How many lines of these entries hold the string "page"? Reply with the number alone.

▬▬▬

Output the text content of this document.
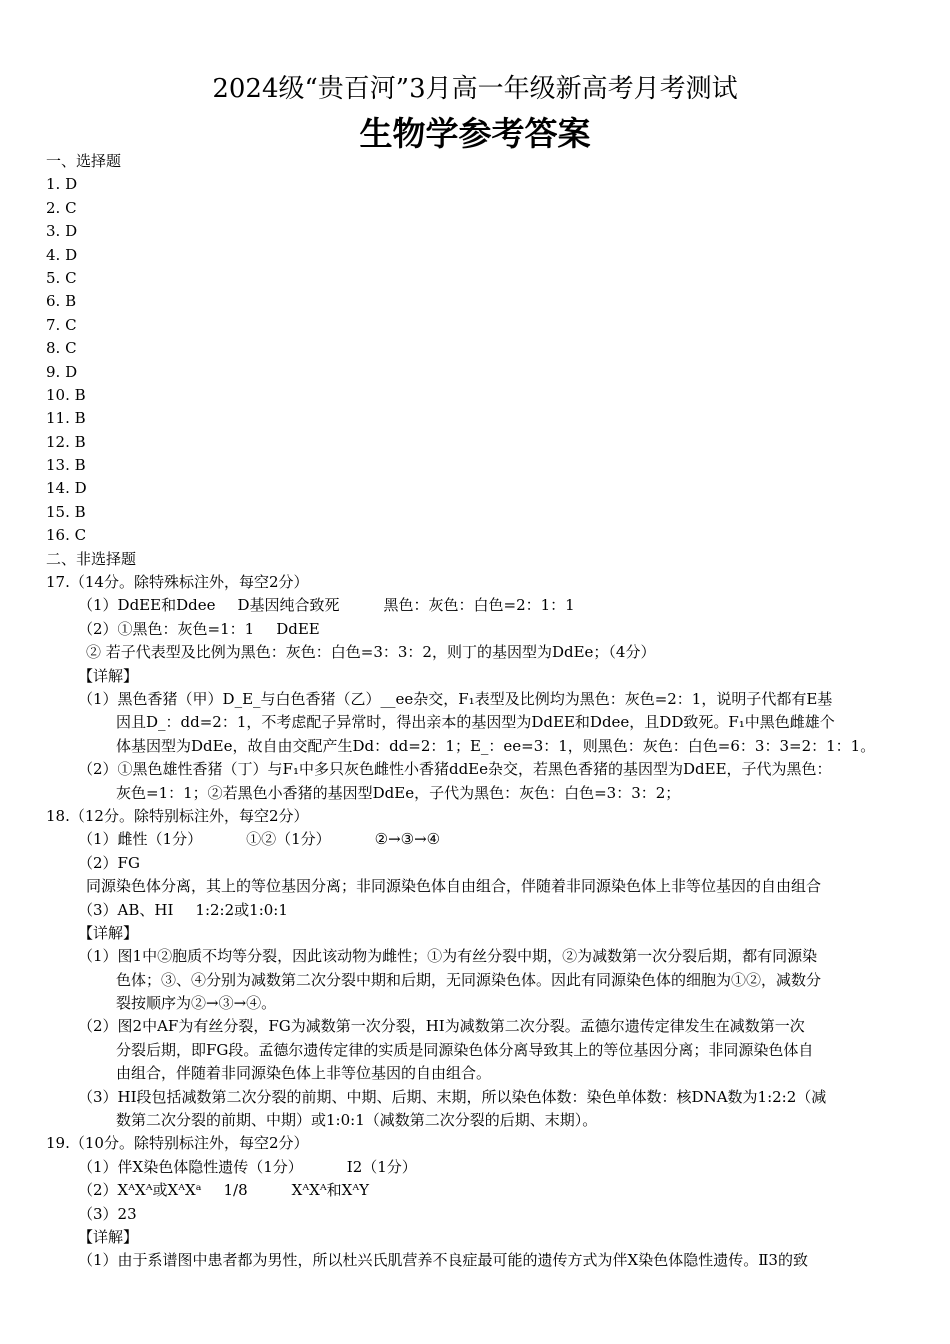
2024级“贵百河”3月高一年级新高考月考测试
生物学参考答案
一、选择题
1. D
2. C
3. D
4. D
5. C
6. B
7. C
8. C
9. D
10. B
11. B
12. B
13. B
14. D
15. B
16. C
二、非选择题
17.（14分。除特殊标注外，每空2分）
（1）DdEE和Ddee D基因纯合致死	黑色：灰色：白色=2：1：1
（2）①黑色：灰色=1：1 DdEE
② 若子代表型及比例为黑色：灰色：白色=3：3：2，则丁的基因型为DdEe；（4分）
【详解】
（1）黑色香猪（甲）D_E_与白色香猪（乙）__ee杂交，F₁表型及比例均为黑色：灰色=2：1，说明子代都有E基
因且D_：dd=2：1，不考虑配子异常时，得出亲本的基因型为DdEE和Ddee，且DD致死。F₁中黑色雌雄个
体基因型为DdEe，故自由交配产生Dd：dd=2：1；E_：ee=3：1，则黑色：灰色：白色=6：3：3=2：1：1。
（2）①黑色雄性香猪（丁）与F₁中多只灰色雌性小香猪ddEe杂交，若黑色香猪的基因型为DdEE，子代为黑色：
灰色=1：1；②若黑色小香猪的基因型DdEe，子代为黑色：灰色：白色=3：3：2；
18.（12分。除特别标注外，每空2分）
（1）雌性（1分）	①②（1分）	②→③→④
（2）FG
同源染色体分离，其上的等位基因分离；非同源染色体自由组合，伴随着非同源染色体上非等位基因的自由组合
（3）AB、HI 1:2:2或1:0:1
【详解】
（1）图1中②胞质不均等分裂，因此该动物为雌性；①为有丝分裂中期，②为减数第一次分裂后期，都有同源染
色体；③、④分别为减数第二次分裂中期和后期，无同源染色体。因此有同源染色体的细胞为①②，减数分
裂按顺序为②→③→④。
（2）图2中AF为有丝分裂，FG为减数第一次分裂，HI为减数第二次分裂。孟德尔遗传定律发生在减数第一次
分裂后期，即FG段。孟德尔遗传定律的实质是同源染色体分离导致其上的等位基因分离；非同源染色体自
由组合，伴随着非同源染色体上非等位基因的自由组合。
（3）HI段包括减数第二次分裂的前期、中期、后期、末期，所以染色体数：染色单体数：核DNA数为1:2:2（减
数第二次分裂的前期、中期）或1:0:1（减数第二次分裂的后期、末期）。
19.（10分。除特别标注外，每空2分）
（1）伴X染色体隐性遗传（1分）	Ⅰ2（1分）
（2）XᴬXᴬ或XᴬXᵃ 1/8	XᴬXᴬ和XᴬY
（3）23
【详解】
（1）由于系谱图中患者都为男性，所以杜兴氏肌营养不良症最可能的遗传方式为伴X染色体隐性遗传。Ⅱ3的致
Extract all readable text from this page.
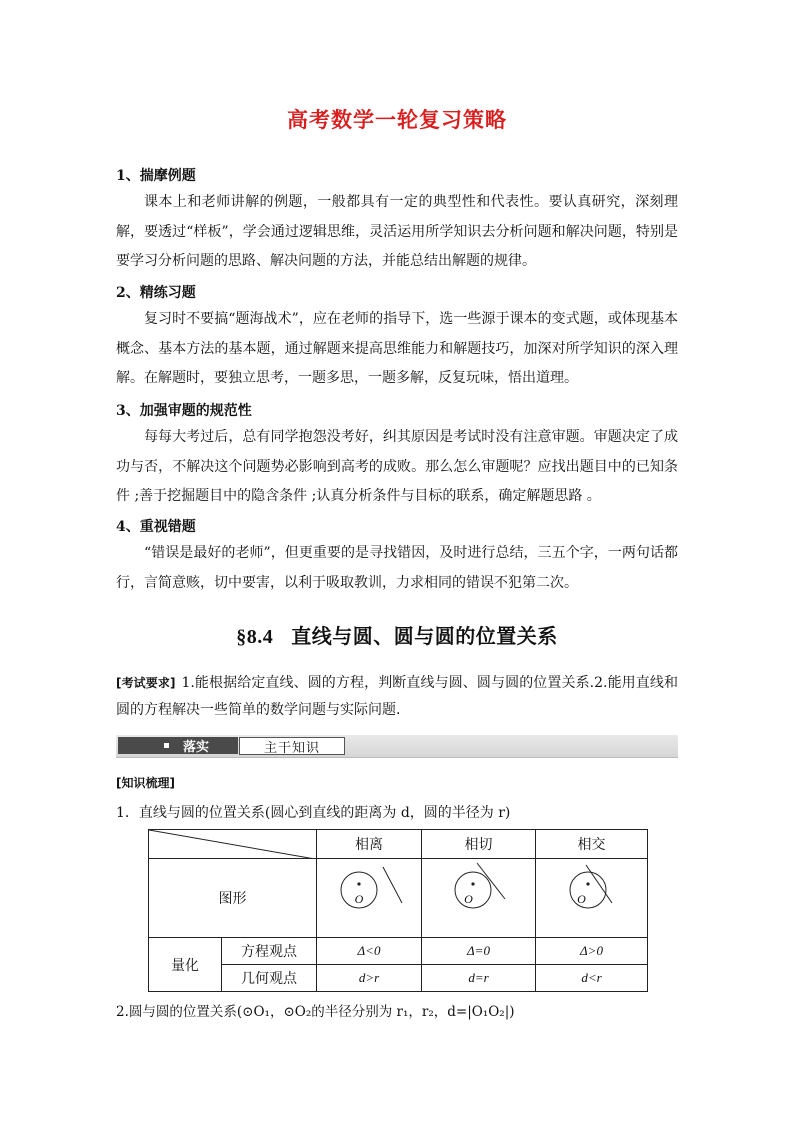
高考数学一轮复习策略
1、揣摩例题

课本上和老师讲解的例题，一般都具有一定的典型性和代表性。要认真研究，深刻理解，要透过“样板”，学会通过逻辑思维，灵活运用所学知识去分析问题和解决问题，特别是要学习分析问题的思路、解决问题的方法，并能总结出解题的规律。

2、精练习题

复习时不要搞“题海战术”，应在老师的指导下，选一些源于课本的变式题，或体现基本概念、基本方法的基本题，通过解题来提高思维能力和解题技巧，加深对所学知识的深入理解。在解题时，要独立思考，一题多思，一题多解，反复玩味，悟出道理。

3、加强审题的规范性

每每大考过后，总有同学抱怨没考好，纠其原因是考试时没有注意审题。审题决定了成功与否，不解决这个问题势必影响到高考的成败。那么怎么审题呢？应找出题目中的已知条件 ;善于挖掘题目中的隐含条件 ;认真分析条件与目标的联系，确定解题思路 。

4、重视错题

“错误是最好的老师”，但更重要的是寻找错因，及时进行总结，三五个字，一两句话都行，言简意赅，切中要害，以利于吸取教训，力求相同的错误不犯第二次。

§8.4 直线与圆、圆与圆的位置关系

[考试要求] 1.能根据给定直线、圆的方程，判断直线与圆、圆与圆的位置关系.2.能用直线和圆的方程解决一些简单的数学问题与实际问题.

落实	主干知识
[知识梳理]
1．直线与圆的位置关系(圆心到直线的距离为 d，圆的半径为 r)
	相离	相切	相交
图形		O	O	O
量化	方程观点	Δ<0	Δ=0	Δ>0
	几何观点	d>r	d=r	d<r
2.圆与圆的位置关系(⊙O₁，⊙O₂的半径分别为 r₁，r₂，d=|O₁O₂|)
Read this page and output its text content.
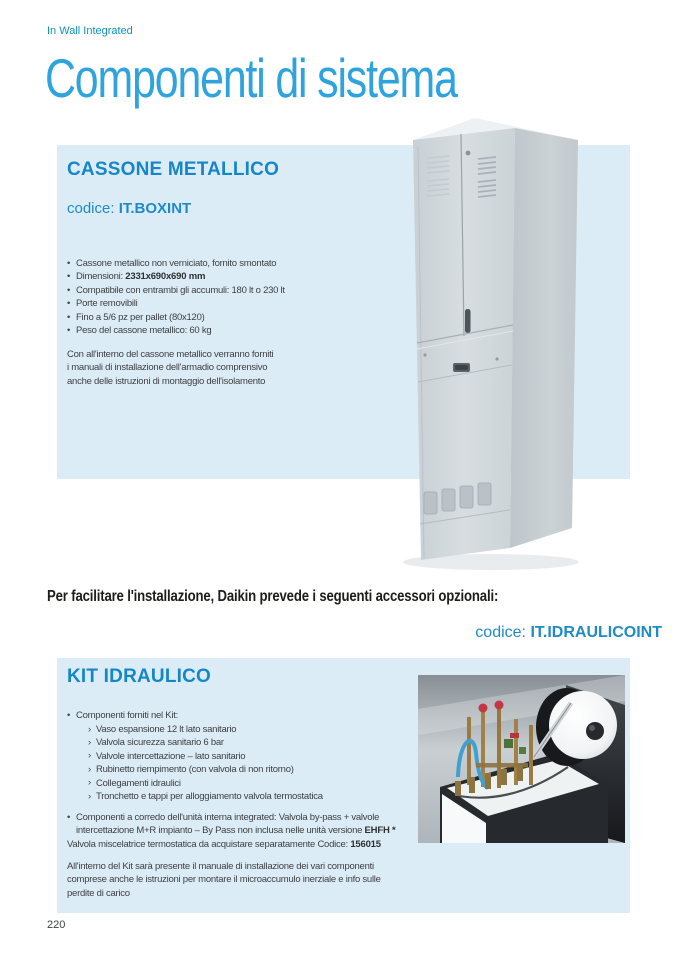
In Wall Integrated
Componenti di sistema
CASSONE METALLICO
codice: IT.BOXINT
• Cassone metallico non verniciato, fornito smontato
• Dimensioni: 2331x690x690 mm
• Compatibile con entrambi gli accumuli: 180 lt o 230 lt
• Porte removibili
• Fino a 5/6 pz per pallet (80x120)
• Peso del cassone metallico: 60 kg
Con all'interno del cassone metallico verranno forniti
i manuali di installazione dell'armadio comprensivo
anche delle istruzioni di montaggio dell'isolamento
Per facilitare l'installazione, Daikin prevede i seguenti accessori opzionali:
codice: IT.IDRAULICOINT
KIT IDRAULICO
• Componenti forniti nel Kit:
› Vaso espansione 12 lt lato sanitario
› Valvola sicurezza sanitario 6 bar
› Valvole intercettazione – lato sanitario
› Rubinetto riempimento (con valvola di non ritorno)
› Collegamenti idraulici
› Tronchetto e tappi per alloggiamento valvola termostatica
• Componenti a corredo dell'unità interna integrated: Valvola by-pass + valvole
intercettazione M+R impianto – By Pass non inclusa nelle unità versione EHFH *
Valvola miscelatrice termostatica da acquistare separatamente Codice: 156015
All'interno del Kit sarà presente il manuale di installazione dei vari componenti
comprese anche le istruzioni per montare il microaccumulo inerziale e info sulle
perdite di carico
220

▬▬▬

ANSWER: 2